* **TASK PROMPT**:
Go through the listing below and list every line with "Truckee".

* **STORED RECORDS**:
════════

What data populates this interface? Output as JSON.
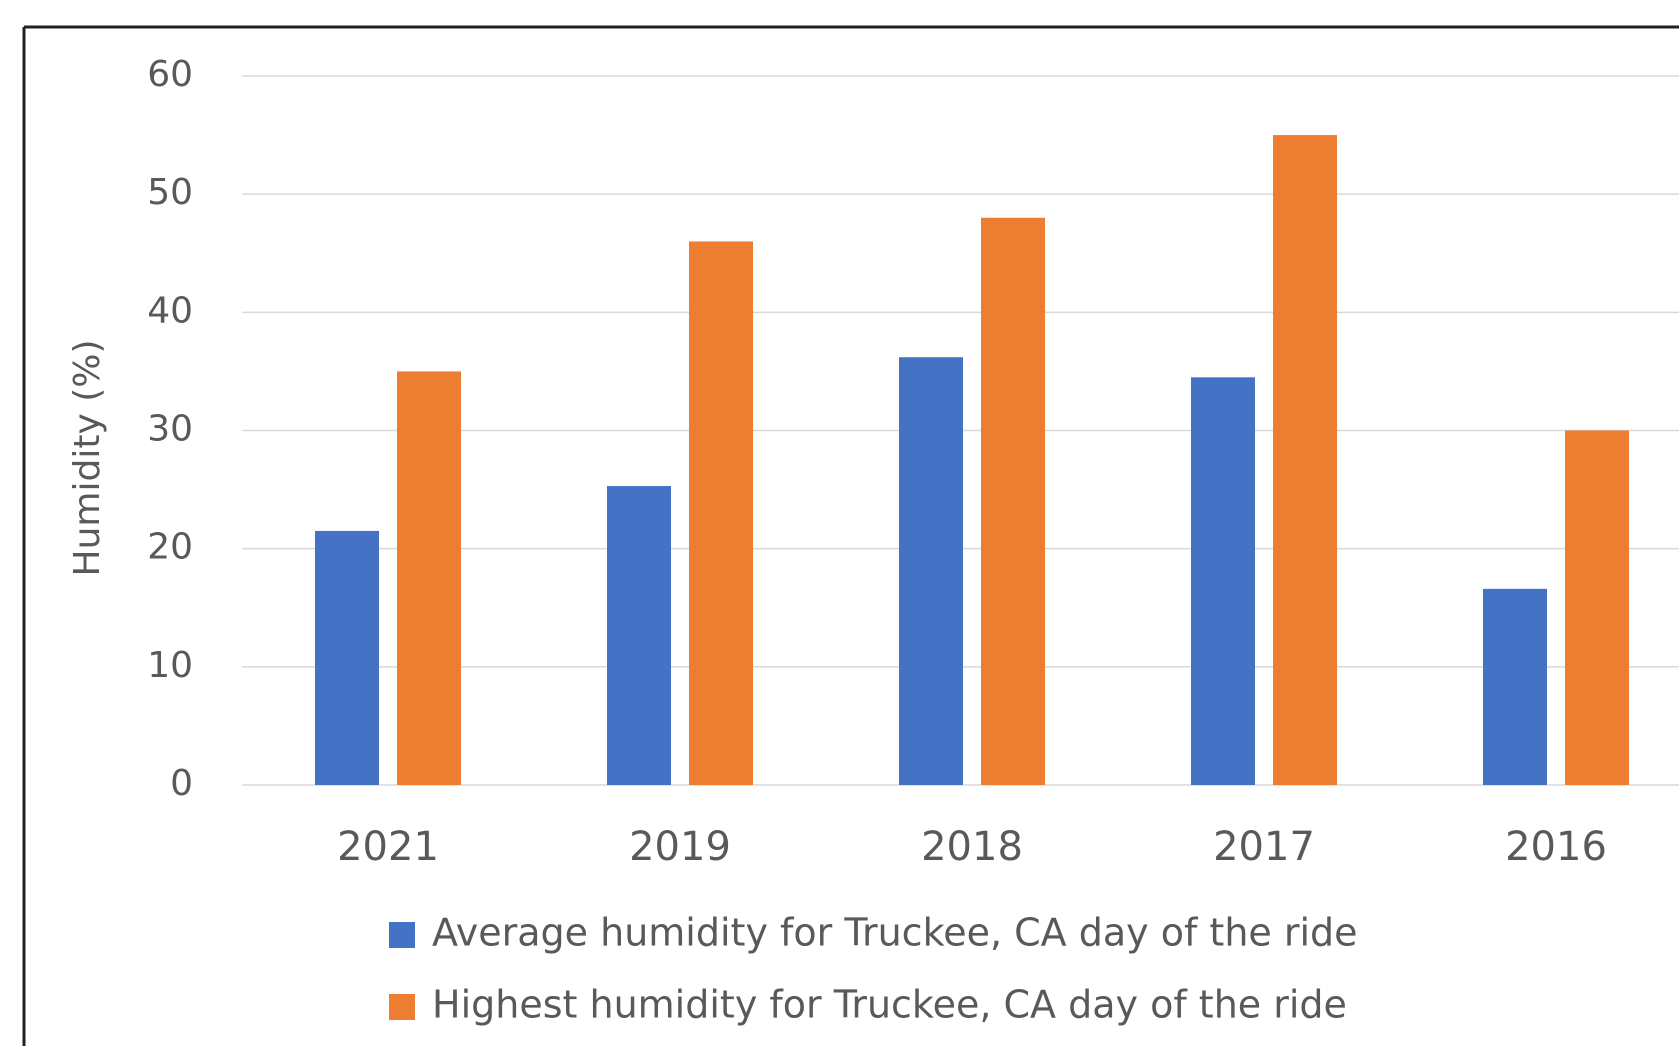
{
  "chart_data": {
    "type": "bar",
    "y_label": "Humidity (%)",
    "categories": [
      "2021",
      "2019",
      "2018",
      "2017",
      "2016"
    ],
    "series": [
      {
        "name": "Average humidity for Truckee, CA day of the ride",
        "color": "#4472c4",
        "values": [
          21.5,
          25.3,
          36.2,
          34.5,
          16.6
        ]
      },
      {
        "name": "Highest humidity for Truckee, CA day of the ride",
        "color": "#ed7d31",
        "values": [
          35,
          46,
          48,
          55,
          30
        ]
      }
    ],
    "ylim": [
      0,
      60
    ],
    "yticks": [
      0,
      10,
      20,
      30,
      40,
      50,
      60
    ],
    "grid": true,
    "legend": "bottom"
  }
}
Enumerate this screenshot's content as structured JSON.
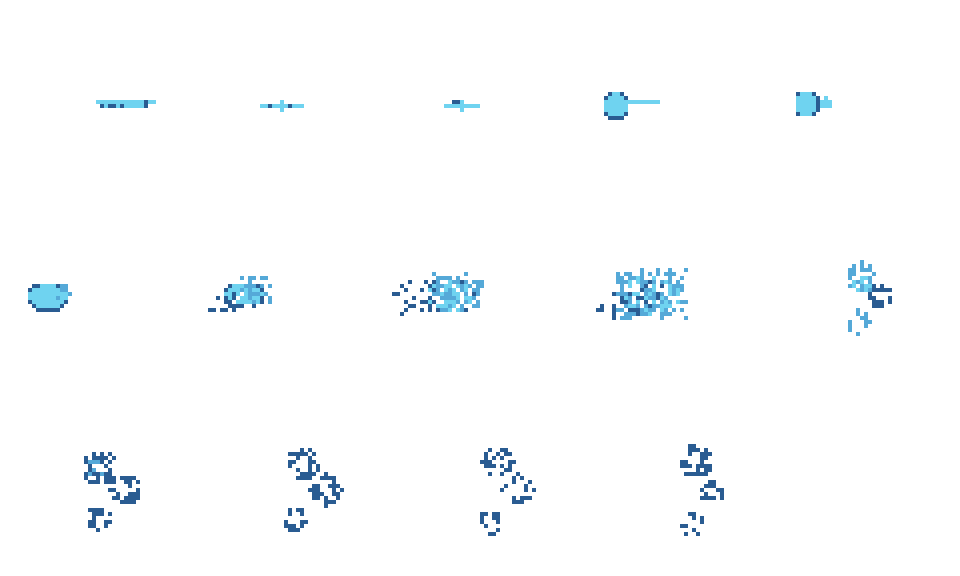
{
  "sprite_sheet": {
    "background": "#ffffff",
    "palette": {
      "light": "#6fd3f0",
      "mid": "#55a9d8",
      "dark": "#2a5c92",
      "darkest": "#1d3f6e"
    },
    "frame_count": 14,
    "rows": [
      5,
      5,
      4
    ],
    "frames": [
      {
        "stage": "streak"
      },
      {
        "stage": "streak"
      },
      {
        "stage": "streak"
      },
      {
        "stage": "blob-tail"
      },
      {
        "stage": "blob-tail"
      },
      {
        "stage": "blob"
      },
      {
        "stage": "scatter"
      },
      {
        "stage": "scatter"
      },
      {
        "stage": "scatter"
      },
      {
        "stage": "clusters"
      },
      {
        "stage": "clusters"
      },
      {
        "stage": "clusters"
      },
      {
        "stage": "clusters"
      },
      {
        "stage": "clusters"
      }
    ]
  }
}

════════

* **PROBLEM SOLUTION**:
        "name": "Average humidity for Truckee, CA day of the ride",
        "name": "Highest humidity for Truckee, CA day of the ride",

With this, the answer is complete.